In your copy, leave out the pictures and repeat the entries below exactly.

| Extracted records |
┄┄┄┄┄┄┄┄┄┄┄┄┄┄┄┄┄┄┄┄

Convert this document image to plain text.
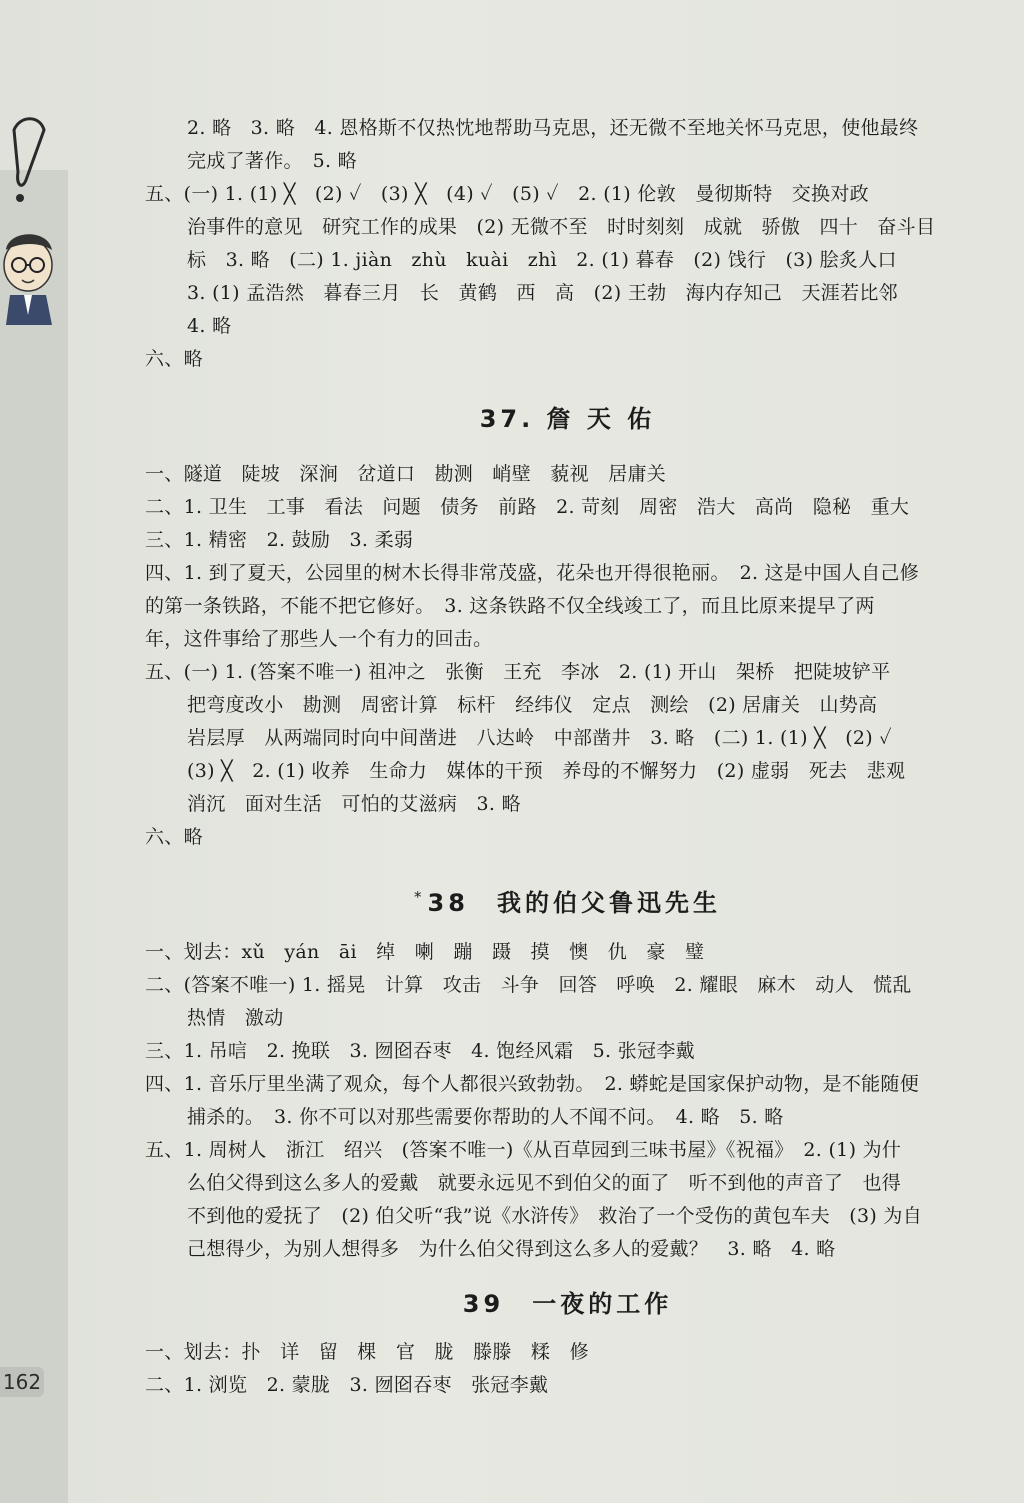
162
2. 略　3. 略　4. 恩格斯不仅热忱地帮助马克思，还无微不至地关怀马克思，使他最终
完成了著作。　5. 略
五、(一) 1. (1) ╳　(2) ✓　(3) ╳　(4) ✓　(5) ✓　2. (1) 伦敦　曼彻斯特　交换对政
治事件的意见　研究工作的成果　(2) 无微不至　时时刻刻　成就　骄傲　四十　奋斗目
标　3. 略　(二) 1. jiàn　zhù　kuài　zhì　2. (1) 暮春　(2) 饯行　(3) 脍炙人口
3. (1) 孟浩然　暮春三月　长　黄鹤　西　高　(2) 王勃　海内存知己　天涯若比邻
4. 略
六、略
37. 詹 天 佑
一、隧道　陡坡　深涧　岔道口　勘测　峭壁　藐视　居庸关
二、1. 卫生　工事　看法　问题　债务　前路　2. 苛刻　周密　浩大　高尚　隐秘　重大
三、1. 精密　2. 鼓励　3. 柔弱
四、1. 到了夏天，公园里的树木长得非常茂盛，花朵也开得很艳丽。　2. 这是中国人自己修
的第一条铁路，不能不把它修好。　3. 这条铁路不仅全线竣工了，而且比原来提早了两
年，这件事给了那些人一个有力的回击。
五、(一) 1. (答案不唯一) 祖冲之　张衡　王充　李冰　2. (1) 开山　架桥　把陡坡铲平
把弯度改小　勘测　周密计算　标杆　经纬仪　定点　测绘　(2) 居庸关　山势高
岩层厚　从两端同时向中间凿进　八达岭　中部凿井　3. 略　(二) 1. (1) ╳　(2) ✓
(3) ╳　2. (1) 收养　生命力　媒体的干预　养母的不懈努力　(2) 虚弱　死去　悲观
消沉　面对生活　可怕的艾滋病　3. 略
六、略
*38　我的伯父鲁迅先生
一、划去：xǔ　yán　āi　绰　喇　蹦　蹑　摸　懊　仇　豪　璧
二、(答案不唯一) 1. 摇晃　计算　攻击　斗争　回答　呼唤　2. 耀眼　麻木　动人　慌乱
热情　激动
三、1. 吊唁　2. 挽联　3. 囫囵吞枣　4. 饱经风霜　5. 张冠李戴
四、1. 音乐厅里坐满了观众，每个人都很兴致勃勃。　2. 蟒蛇是国家保护动物，是不能随便
捕杀的。　3. 你不可以对那些需要你帮助的人不闻不问。　4. 略　5. 略
五、1. 周树人　浙江　绍兴　(答案不唯一)《从百草园到三味书屋》《祝福》　2. (1) 为什
么伯父得到这么多人的爱戴　就要永远见不到伯父的面了　听不到他的声音了　也得
不到他的爱抚了　(2) 伯父听“我”说《水浒传》　救治了一个受伤的黄包车夫　(3) 为自
己想得少，为别人想得多　为什么伯父得到这么多人的爱戴？　3. 略　4. 略
39　一夜的工作
一、划去：扑　详　留　棵　官　胧　滕滕　糅　修
二、1. 浏览　2. 蒙胧　3. 囫囵吞枣　张冠李戴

┄┄┄┄┄┄┄┄┄┄┄┄┄┄┄┄┄┄┄┄

| WORKED ANSWER |
Convert this document image to plain text.
162
2. 略　3. 略　4. 恩格斯不仅热忱地帮助马克思，还无微不至地关怀马克思，使他最终
完成了著作。　5. 略
五、(一) 1. (1) ╳　(2) ✓　(3) ╳　(4) ✓　(5) ✓　2. (1) 伦敦　曼彻斯特　交换对政
治事件的意见　研究工作的成果　(2) 无微不至　时时刻刻　成就　骄傲　四十　奋斗目
标　3. 略　(二) 1. jiàn　zhù　kuài　zhì　2. (1) 暮春　(2) 饯行　(3) 脍炙人口
3. (1) 孟浩然　暮春三月　长　黄鹤　西　高　(2) 王勃　海内存知己　天涯若比邻
4. 略
六、略
37. 詹 天 佑
一、隧道　陡坡　深涧　岔道口　勘测　峭壁　藐视　居庸关
二、1. 卫生　工事　看法　问题　债务　前路　2. 苛刻　周密　浩大　高尚　隐秘　重大
三、1. 精密　2. 鼓励　3. 柔弱
四、1. 到了夏天，公园里的树木长得非常茂盛，花朵也开得很艳丽。　2. 这是中国人自己修
的第一条铁路，不能不把它修好。　3. 这条铁路不仅全线竣工了，而且比原来提早了两
年，这件事给了那些人一个有力的回击。
五、(一) 1. (答案不唯一) 祖冲之　张衡　王充　李冰　2. (1) 开山　架桥　把陡坡铲平
把弯度改小　勘测　周密计算　标杆　经纬仪　定点　测绘　(2) 居庸关　山势高
岩层厚　从两端同时向中间凿进　八达岭　中部凿井　3. 略　(二) 1. (1) ╳　(2) ✓
(3) ╳　2. (1) 收养　生命力　媒体的干预　养母的不懈努力　(2) 虚弱　死去　悲观
消沉　面对生活　可怕的艾滋病　3. 略
六、略
*38　我的伯父鲁迅先生
一、划去：xǔ　yán　āi　绰　喇　蹦　蹑　摸　懊　仇　豪　璧
二、(答案不唯一) 1. 摇晃　计算　攻击　斗争　回答　呼唤　2. 耀眼　麻木　动人　慌乱
热情　激动
三、1. 吊唁　2. 挽联　3. 囫囵吞枣　4. 饱经风霜　5. 张冠李戴
四、1. 音乐厅里坐满了观众，每个人都很兴致勃勃。　2. 蟒蛇是国家保护动物，是不能随便
捕杀的。　3. 你不可以对那些需要你帮助的人不闻不问。　4. 略　5. 略
五、1. 周树人　浙江　绍兴　(答案不唯一)《从百草园到三味书屋》《祝福》　2. (1) 为什
么伯父得到这么多人的爱戴　就要永远见不到伯父的面了　听不到他的声音了　也得
不到他的爱抚了　(2) 伯父听“我”说《水浒传》　救治了一个受伤的黄包车夫　(3) 为自
己想得少，为别人想得多　为什么伯父得到这么多人的爱戴？　3. 略　4. 略
39　一夜的工作
一、划去：扑　详　留　棵　官　胧　滕滕　糅　修
二、1. 浏览　2. 蒙胧　3. 囫囵吞枣　张冠李戴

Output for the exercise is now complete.